--- start Data rows ---

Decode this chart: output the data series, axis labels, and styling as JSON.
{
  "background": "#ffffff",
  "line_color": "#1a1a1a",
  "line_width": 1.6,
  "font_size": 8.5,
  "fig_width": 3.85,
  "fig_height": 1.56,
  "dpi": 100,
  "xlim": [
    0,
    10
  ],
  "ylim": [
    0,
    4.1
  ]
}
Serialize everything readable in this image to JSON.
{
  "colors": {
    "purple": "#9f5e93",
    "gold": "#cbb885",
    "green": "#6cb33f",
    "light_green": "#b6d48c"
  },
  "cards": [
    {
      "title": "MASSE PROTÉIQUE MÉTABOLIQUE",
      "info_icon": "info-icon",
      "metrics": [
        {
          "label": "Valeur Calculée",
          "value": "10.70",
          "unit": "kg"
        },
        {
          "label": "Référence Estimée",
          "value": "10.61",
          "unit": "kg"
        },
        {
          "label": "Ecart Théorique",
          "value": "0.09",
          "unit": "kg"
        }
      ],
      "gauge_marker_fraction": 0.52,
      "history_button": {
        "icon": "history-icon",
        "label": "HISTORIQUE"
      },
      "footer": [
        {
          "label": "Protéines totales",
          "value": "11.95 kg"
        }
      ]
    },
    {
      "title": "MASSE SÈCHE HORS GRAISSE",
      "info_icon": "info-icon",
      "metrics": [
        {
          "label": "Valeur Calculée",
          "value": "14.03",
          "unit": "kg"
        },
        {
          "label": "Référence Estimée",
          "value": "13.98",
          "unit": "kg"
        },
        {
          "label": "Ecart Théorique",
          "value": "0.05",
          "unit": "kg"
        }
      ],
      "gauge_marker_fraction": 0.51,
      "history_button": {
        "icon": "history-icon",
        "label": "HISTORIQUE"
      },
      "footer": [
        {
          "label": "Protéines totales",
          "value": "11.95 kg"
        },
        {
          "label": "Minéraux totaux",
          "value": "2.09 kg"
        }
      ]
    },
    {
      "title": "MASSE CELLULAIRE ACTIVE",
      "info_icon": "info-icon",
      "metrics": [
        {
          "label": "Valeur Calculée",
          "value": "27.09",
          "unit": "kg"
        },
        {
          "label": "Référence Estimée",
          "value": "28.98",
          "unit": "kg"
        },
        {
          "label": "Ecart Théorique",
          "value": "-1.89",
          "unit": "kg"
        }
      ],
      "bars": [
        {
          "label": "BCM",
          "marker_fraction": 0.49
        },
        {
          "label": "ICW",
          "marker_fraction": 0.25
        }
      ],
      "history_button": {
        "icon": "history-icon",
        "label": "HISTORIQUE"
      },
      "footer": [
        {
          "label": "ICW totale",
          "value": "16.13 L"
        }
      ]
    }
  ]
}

--- end Data rows ---

Copy every line verbatim.

- The answer -
Decode this chart: output the data series, axis labels, and styling as JSON.
{
  "background": "#ffffff",
  "line_color": "#1a1a1a",
  "line_width": 1.6,
  "font_size": 8.5,
  "fig_width": 3.85,
  "fig_height": 1.56,
  "dpi": 100,
  "xlim": [
    0,
    10
  ],
  "ylim": [
    0,
    4.1
  ]
}
Serialize everything readable in this image to JSON.
{
  "colors": {
    "purple": "#9f5e93",
    "gold": "#cbb885",
    "green": "#6cb33f",
    "light_green": "#b6d48c"
  },
  "cards": [
    {
      "title": "MASSE PROTÉIQUE MÉTABOLIQUE",
      "info_icon": "info-icon",
      "metrics": [
        {
          "label": "Valeur Calculée",
          "value": "10.70",
          "unit": "kg"
        },
        {
          "label": "Référence Estimée",
          "value": "10.61",
          "unit": "kg"
        },
        {
          "label": "Ecart Théorique",
          "value": "0.09",
          "unit": "kg"
        }
      ],
      "gauge_marker_fraction": 0.52,
      "history_button": {
        "icon": "history-icon",
        "label": "HISTORIQUE"
      },
      "footer": [
        {
          "label": "Protéines totales",
          "value": "11.95 kg"
        }
      ]
    },
    {
      "title": "MASSE SÈCHE HORS GRAISSE",
      "info_icon": "info-icon",
      "metrics": [
        {
          "label": "Valeur Calculée",
          "value": "14.03",
          "unit": "kg"
        },
        {
          "label": "Référence Estimée",
          "value": "13.98",
          "unit": "kg"
        },
        {
          "label": "Ecart Théorique",
          "value": "0.05",
          "unit": "kg"
        }
      ],
      "gauge_marker_fraction": 0.51,
      "history_button": {
        "icon": "history-icon",
        "label": "HISTORIQUE"
      },
      "footer": [
        {
          "label": "Protéines totales",
          "value": "11.95 kg"
        },
        {
          "label": "Minéraux totaux",
          "value": "2.09 kg"
        }
      ]
    },
    {
      "title": "MASSE CELLULAIRE ACTIVE",
      "info_icon": "info-icon",
      "metrics": [
        {
          "label": "Valeur Calculée",
          "value": "27.09",
          "unit": "kg"
        },
        {
          "label": "Référence Estimée",
          "value": "28.98",
          "unit": "kg"
        },
        {
          "label": "Ecart Théorique",
          "value": "-1.89",
          "unit": "kg"
        }
      ],
      "bars": [
        {
          "label": "BCM",
          "marker_fraction": 0.49
        },
        {
          "label": "ICW",
          "marker_fraction": 0.25
        }
      ],
      "history_button": {
        "icon": "history-icon",
        "label": "HISTORIQUE"
      },
      "footer": [
        {
          "label": "ICW totale",
          "value": "16.13 L"
        }
      ]
    }
  ]
}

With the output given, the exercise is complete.